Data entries
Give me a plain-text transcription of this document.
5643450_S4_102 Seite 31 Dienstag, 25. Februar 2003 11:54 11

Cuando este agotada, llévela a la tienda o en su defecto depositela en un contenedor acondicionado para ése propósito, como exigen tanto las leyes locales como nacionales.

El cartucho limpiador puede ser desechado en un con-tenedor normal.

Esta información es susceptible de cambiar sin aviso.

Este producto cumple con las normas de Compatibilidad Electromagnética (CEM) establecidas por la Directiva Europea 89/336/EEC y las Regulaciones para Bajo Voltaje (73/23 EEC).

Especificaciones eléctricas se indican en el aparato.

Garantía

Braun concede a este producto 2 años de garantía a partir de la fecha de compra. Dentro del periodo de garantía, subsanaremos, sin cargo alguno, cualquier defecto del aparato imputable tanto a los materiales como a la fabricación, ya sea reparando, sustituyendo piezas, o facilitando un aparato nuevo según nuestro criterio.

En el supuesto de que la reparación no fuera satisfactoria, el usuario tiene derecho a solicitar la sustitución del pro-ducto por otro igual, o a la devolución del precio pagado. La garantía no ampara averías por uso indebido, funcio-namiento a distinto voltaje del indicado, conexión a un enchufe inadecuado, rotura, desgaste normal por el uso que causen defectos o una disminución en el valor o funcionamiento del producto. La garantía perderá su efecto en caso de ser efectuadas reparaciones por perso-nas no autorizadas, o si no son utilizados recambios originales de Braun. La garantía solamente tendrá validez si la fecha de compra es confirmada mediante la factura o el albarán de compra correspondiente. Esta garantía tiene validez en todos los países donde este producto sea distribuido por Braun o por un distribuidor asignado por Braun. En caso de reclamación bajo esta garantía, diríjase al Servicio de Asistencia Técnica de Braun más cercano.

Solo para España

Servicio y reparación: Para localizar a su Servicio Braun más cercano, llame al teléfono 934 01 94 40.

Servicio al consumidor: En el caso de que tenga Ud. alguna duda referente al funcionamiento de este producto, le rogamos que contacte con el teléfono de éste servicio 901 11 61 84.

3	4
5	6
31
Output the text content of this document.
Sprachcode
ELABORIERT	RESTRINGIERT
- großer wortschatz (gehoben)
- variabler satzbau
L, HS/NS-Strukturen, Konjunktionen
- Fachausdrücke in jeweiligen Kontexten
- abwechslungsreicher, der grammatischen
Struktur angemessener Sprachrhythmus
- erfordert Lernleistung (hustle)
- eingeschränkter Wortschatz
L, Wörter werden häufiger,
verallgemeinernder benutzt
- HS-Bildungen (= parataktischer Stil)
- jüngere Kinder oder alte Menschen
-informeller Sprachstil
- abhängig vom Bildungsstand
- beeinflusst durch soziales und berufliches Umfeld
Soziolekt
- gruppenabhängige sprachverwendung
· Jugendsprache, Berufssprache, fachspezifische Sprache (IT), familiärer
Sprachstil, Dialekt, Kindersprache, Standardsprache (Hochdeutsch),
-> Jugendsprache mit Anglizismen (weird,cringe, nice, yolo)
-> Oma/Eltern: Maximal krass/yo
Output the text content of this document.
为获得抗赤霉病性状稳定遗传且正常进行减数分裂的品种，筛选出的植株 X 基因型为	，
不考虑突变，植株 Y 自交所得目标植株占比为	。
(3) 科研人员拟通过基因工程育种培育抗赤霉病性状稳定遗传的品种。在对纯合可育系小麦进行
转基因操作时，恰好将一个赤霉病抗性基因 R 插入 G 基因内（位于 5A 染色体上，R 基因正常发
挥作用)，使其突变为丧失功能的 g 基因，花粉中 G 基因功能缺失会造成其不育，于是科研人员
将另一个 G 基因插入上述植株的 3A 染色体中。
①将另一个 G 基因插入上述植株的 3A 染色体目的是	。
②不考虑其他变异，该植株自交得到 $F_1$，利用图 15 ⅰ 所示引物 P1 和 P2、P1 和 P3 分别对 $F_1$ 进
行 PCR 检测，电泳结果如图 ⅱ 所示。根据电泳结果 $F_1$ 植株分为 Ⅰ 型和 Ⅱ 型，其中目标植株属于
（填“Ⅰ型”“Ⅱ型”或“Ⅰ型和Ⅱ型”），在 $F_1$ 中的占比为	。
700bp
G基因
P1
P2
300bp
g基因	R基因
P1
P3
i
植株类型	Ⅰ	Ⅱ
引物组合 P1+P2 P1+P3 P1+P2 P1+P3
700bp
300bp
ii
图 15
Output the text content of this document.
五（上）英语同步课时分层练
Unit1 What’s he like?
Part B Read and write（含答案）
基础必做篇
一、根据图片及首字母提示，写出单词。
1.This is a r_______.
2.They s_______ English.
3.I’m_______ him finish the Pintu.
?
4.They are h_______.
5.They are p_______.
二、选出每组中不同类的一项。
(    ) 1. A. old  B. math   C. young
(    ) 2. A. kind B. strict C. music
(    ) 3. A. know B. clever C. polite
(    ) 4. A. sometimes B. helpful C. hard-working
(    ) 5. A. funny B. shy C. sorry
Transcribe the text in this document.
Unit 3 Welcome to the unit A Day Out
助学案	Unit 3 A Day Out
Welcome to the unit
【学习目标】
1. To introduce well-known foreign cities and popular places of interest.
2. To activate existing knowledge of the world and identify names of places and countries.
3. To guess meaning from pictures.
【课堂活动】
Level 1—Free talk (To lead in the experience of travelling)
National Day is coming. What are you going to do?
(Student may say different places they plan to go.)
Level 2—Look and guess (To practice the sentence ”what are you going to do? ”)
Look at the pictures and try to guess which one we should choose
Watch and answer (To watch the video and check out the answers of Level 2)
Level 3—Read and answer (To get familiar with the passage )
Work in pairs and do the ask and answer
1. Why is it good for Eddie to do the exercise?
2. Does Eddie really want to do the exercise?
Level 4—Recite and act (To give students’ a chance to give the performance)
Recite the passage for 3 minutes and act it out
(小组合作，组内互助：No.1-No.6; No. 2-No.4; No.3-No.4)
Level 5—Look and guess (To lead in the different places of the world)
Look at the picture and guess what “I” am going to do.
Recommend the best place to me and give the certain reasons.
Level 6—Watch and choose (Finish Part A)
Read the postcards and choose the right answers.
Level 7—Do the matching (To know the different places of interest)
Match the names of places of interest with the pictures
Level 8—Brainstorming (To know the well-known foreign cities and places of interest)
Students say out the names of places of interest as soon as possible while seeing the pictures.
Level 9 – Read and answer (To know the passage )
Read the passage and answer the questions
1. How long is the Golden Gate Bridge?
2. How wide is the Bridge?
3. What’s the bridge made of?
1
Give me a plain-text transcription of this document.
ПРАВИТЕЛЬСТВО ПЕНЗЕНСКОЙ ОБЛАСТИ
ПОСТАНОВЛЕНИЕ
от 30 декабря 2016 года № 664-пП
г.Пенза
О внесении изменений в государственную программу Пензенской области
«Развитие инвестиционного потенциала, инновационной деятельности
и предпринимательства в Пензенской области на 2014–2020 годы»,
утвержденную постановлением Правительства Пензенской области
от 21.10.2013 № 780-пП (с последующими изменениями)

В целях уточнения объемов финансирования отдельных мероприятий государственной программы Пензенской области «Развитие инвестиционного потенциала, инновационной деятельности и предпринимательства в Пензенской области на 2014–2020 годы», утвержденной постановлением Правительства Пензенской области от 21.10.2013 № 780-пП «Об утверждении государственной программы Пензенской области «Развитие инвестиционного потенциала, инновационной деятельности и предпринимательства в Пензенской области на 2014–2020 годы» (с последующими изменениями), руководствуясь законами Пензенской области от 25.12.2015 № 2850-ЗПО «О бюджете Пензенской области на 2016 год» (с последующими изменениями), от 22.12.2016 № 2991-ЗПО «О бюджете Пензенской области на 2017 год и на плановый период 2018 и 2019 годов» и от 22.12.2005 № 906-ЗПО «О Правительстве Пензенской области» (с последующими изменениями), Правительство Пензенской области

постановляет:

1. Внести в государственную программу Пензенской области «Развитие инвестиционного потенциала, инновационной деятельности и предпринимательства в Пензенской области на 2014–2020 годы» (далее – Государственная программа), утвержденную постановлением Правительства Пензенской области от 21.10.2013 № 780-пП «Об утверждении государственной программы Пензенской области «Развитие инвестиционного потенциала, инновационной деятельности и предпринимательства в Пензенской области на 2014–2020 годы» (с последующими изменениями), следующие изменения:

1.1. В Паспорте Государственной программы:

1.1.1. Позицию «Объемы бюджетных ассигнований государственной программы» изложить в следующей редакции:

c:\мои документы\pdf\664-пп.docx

# THE REQUEST
Only the number is wanted: how many lines in the entries above contain the string "names"?

# ANSWER TO THIS PROBLEM
3